Task directions: Restate the data below word for word. Skip any images it contains.

Listing:
======

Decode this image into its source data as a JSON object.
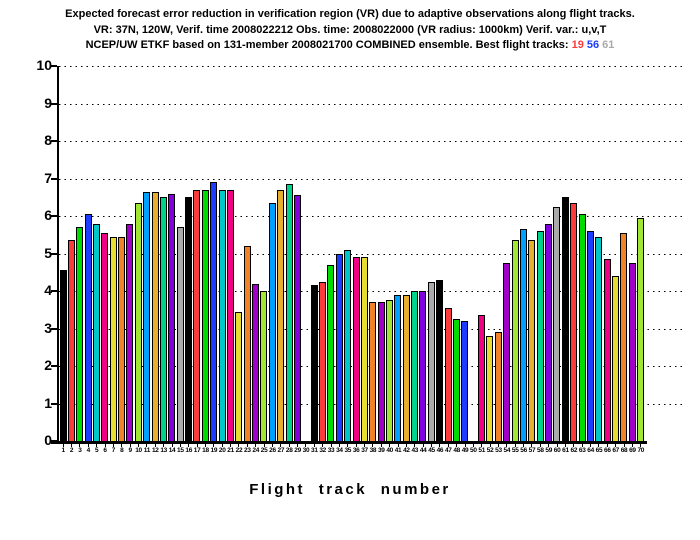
{
  "title": {
    "line1": "Expected forecast error reduction in verification region (VR) due to adaptive observations along flight tracks.",
    "line2": "VR: 37N, 120W, Verif. time 2008022212 Obs. time: 2008022000 (VR radius: 1000km)  Verif. var.: u,v,T",
    "line3_prefix": "NCEP/UW ETKF based on 131-member 2008021700 COMBINED ensemble.  Best flight tracks:",
    "best_tracks": [
      {
        "track": "19",
        "color": "#fa3c3c"
      },
      {
        "track": "56",
        "color": "#1e3cff"
      },
      {
        "track": "61",
        "color": "#aaaaaa"
      }
    ]
  },
  "chart_data": {
    "type": "bar",
    "title": "Expected forecast error reduction in verification region (VR) due to adaptive observations along flight tracks.",
    "subtitle1": "VR: 37N, 120W, Verif. time 2008022212 Obs. time: 2008022000 (VR radius: 1000km)  Verif. var.: u,v,T",
    "subtitle2": "NCEP/UW ETKF based on 131-member 2008021700 COMBINED ensemble.  Best flight tracks: 19 56 61",
    "xlabel": "Flight track number",
    "ylabel": "",
    "ylim": [
      0,
      10
    ],
    "yticks": [
      0,
      1,
      2,
      3,
      4,
      5,
      6,
      7,
      8,
      9,
      10
    ],
    "grid": "horizontal dotted black lines at each integer 1-10",
    "legend_position": "none",
    "categories": [
      1,
      2,
      3,
      4,
      5,
      6,
      7,
      8,
      9,
      10,
      11,
      12,
      13,
      14,
      15,
      16,
      17,
      18,
      19,
      20,
      21,
      22,
      23,
      24,
      25,
      26,
      27,
      28,
      29,
      30,
      31,
      32,
      33,
      34,
      35,
      36,
      37,
      38,
      39,
      40,
      41,
      42,
      43,
      44,
      45,
      46,
      47,
      48,
      49,
      50,
      51,
      52,
      53,
      54,
      55,
      56,
      57,
      58,
      59,
      60,
      61,
      62,
      63,
      64,
      65,
      66,
      67,
      68,
      69,
      70
    ],
    "values": [
      4.55,
      5.35,
      5.7,
      6.05,
      5.8,
      5.55,
      5.45,
      5.45,
      5.8,
      6.35,
      6.65,
      6.65,
      6.5,
      6.6,
      5.7,
      6.5,
      6.7,
      6.7,
      6.9,
      6.7,
      6.7,
      3.45,
      5.2,
      4.2,
      4.0,
      6.35,
      6.7,
      6.85,
      6.55,
      0,
      4.15,
      4.25,
      4.7,
      5.0,
      5.1,
      4.9,
      4.9,
      3.7,
      3.7,
      3.75,
      3.9,
      3.9,
      4.0,
      4.0,
      4.25,
      4.3,
      3.55,
      3.25,
      3.2,
      0,
      3.35,
      2.8,
      2.9,
      4.75,
      5.35,
      5.65,
      5.35,
      5.6,
      5.8,
      6.25,
      6.5,
      6.35,
      6.05,
      5.6,
      5.45,
      4.85,
      4.4,
      5.55,
      4.75,
      5.95
    ],
    "missing_tracks": [
      30,
      50
    ],
    "bar_colors_cycle": [
      "#000000",
      "#fa3c3c",
      "#00dc00",
      "#1e3cff",
      "#00c8c8",
      "#f00082",
      "#e6dc32",
      "#f08228",
      "#a000c8",
      "#a0e632",
      "#00a0ff",
      "#e6af2d",
      "#00d28c",
      "#8200dc",
      "#aaaaaa"
    ],
    "color_rule": "bar for track n uses bar_colors_cycle[(n-1) mod 15]",
    "best_tracks": [
      "19",
      "56",
      "61"
    ]
  }
}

======

Task result:
Decode this image into its source data as a JSON object.
{
  "title": {
    "line1": "Expected forecast error reduction in verification region (VR) due to adaptive observations along flight tracks.",
    "line2": "VR: 37N, 120W, Verif. time 2008022212 Obs. time: 2008022000 (VR radius: 1000km)  Verif. var.: u,v,T",
    "line3_prefix": "NCEP/UW ETKF based on 131-member 2008021700 COMBINED ensemble.  Best flight tracks:",
    "best_tracks": [
      {
        "track": "19",
        "color": "#fa3c3c"
      },
      {
        "track": "56",
        "color": "#1e3cff"
      },
      {
        "track": "61",
        "color": "#aaaaaa"
      }
    ]
  },
  "chart_data": {
    "type": "bar",
    "title": "Expected forecast error reduction in verification region (VR) due to adaptive observations along flight tracks.",
    "subtitle1": "VR: 37N, 120W, Verif. time 2008022212 Obs. time: 2008022000 (VR radius: 1000km)  Verif. var.: u,v,T",
    "subtitle2": "NCEP/UW ETKF based on 131-member 2008021700 COMBINED ensemble.  Best flight tracks: 19 56 61",
    "xlabel": "Flight track number",
    "ylabel": "",
    "ylim": [
      0,
      10
    ],
    "yticks": [
      0,
      1,
      2,
      3,
      4,
      5,
      6,
      7,
      8,
      9,
      10
    ],
    "grid": "horizontal dotted black lines at each integer 1-10",
    "legend_position": "none",
    "categories": [
      1,
      2,
      3,
      4,
      5,
      6,
      7,
      8,
      9,
      10,
      11,
      12,
      13,
      14,
      15,
      16,
      17,
      18,
      19,
      20,
      21,
      22,
      23,
      24,
      25,
      26,
      27,
      28,
      29,
      30,
      31,
      32,
      33,
      34,
      35,
      36,
      37,
      38,
      39,
      40,
      41,
      42,
      43,
      44,
      45,
      46,
      47,
      48,
      49,
      50,
      51,
      52,
      53,
      54,
      55,
      56,
      57,
      58,
      59,
      60,
      61,
      62,
      63,
      64,
      65,
      66,
      67,
      68,
      69,
      70
    ],
    "values": [
      4.55,
      5.35,
      5.7,
      6.05,
      5.8,
      5.55,
      5.45,
      5.45,
      5.8,
      6.35,
      6.65,
      6.65,
      6.5,
      6.6,
      5.7,
      6.5,
      6.7,
      6.7,
      6.9,
      6.7,
      6.7,
      3.45,
      5.2,
      4.2,
      4.0,
      6.35,
      6.7,
      6.85,
      6.55,
      0,
      4.15,
      4.25,
      4.7,
      5.0,
      5.1,
      4.9,
      4.9,
      3.7,
      3.7,
      3.75,
      3.9,
      3.9,
      4.0,
      4.0,
      4.25,
      4.3,
      3.55,
      3.25,
      3.2,
      0,
      3.35,
      2.8,
      2.9,
      4.75,
      5.35,
      5.65,
      5.35,
      5.6,
      5.8,
      6.25,
      6.5,
      6.35,
      6.05,
      5.6,
      5.45,
      4.85,
      4.4,
      5.55,
      4.75,
      5.95
    ],
    "missing_tracks": [
      30,
      50
    ],
    "bar_colors_cycle": [
      "#000000",
      "#fa3c3c",
      "#00dc00",
      "#1e3cff",
      "#00c8c8",
      "#f00082",
      "#e6dc32",
      "#f08228",
      "#a000c8",
      "#a0e632",
      "#00a0ff",
      "#e6af2d",
      "#00d28c",
      "#8200dc",
      "#aaaaaa"
    ],
    "color_rule": "bar for track n uses bar_colors_cycle[(n-1) mod 15]",
    "best_tracks": [
      "19",
      "56",
      "61"
    ]
  }
}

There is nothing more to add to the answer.